• Excerpted records:
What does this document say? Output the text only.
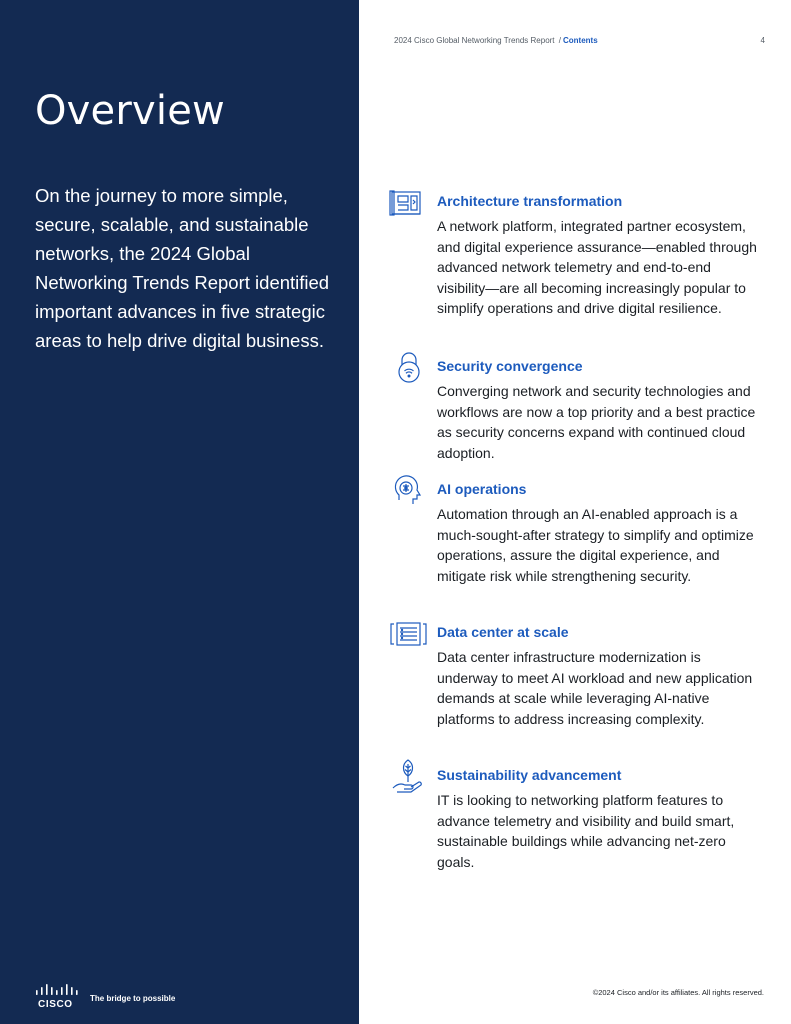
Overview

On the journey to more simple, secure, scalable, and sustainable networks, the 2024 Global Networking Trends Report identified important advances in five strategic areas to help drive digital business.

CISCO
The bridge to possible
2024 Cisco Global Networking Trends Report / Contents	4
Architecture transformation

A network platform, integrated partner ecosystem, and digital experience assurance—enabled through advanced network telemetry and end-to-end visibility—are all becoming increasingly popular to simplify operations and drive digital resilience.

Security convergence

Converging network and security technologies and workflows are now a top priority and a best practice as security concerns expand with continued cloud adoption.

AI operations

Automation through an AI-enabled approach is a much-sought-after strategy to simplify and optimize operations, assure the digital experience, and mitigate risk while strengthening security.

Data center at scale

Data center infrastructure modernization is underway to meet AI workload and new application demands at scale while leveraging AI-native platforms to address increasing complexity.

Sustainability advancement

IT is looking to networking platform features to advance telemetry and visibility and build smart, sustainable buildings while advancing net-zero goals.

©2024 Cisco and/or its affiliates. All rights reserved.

• Brief: Without the pictures, print the records in full, exactly as they appear.

• Result:
What does this document say? Output the text only.
Overview

On the journey to more simple, secure, scalable, and sustainable networks, the 2024 Global Networking Trends Report identified important advances in five strategic areas to help drive digital business.

CISCO
The bridge to possible
2024 Cisco Global Networking Trends Report / Contents	4
Architecture transformation

A network platform, integrated partner ecosystem, and digital experience assurance—enabled through advanced network telemetry and end-to-end visibility—are all becoming increasingly popular to simplify operations and drive digital resilience.

Security convergence

Converging network and security technologies and workflows are now a top priority and a best practice as security concerns expand with continued cloud adoption.

AI operations

Automation through an AI-enabled approach is a much-sought-after strategy to simplify and optimize operations, assure the digital experience, and mitigate risk while strengthening security.

Data center at scale

Data center infrastructure modernization is underway to meet AI workload and new application demands at scale while leveraging AI-native platforms to address increasing complexity.

Sustainability advancement

IT is looking to networking platform features to advance telemetry and visibility and build smart, sustainable buildings while advancing net-zero goals.

©2024 Cisco and/or its affiliates. All rights reserved.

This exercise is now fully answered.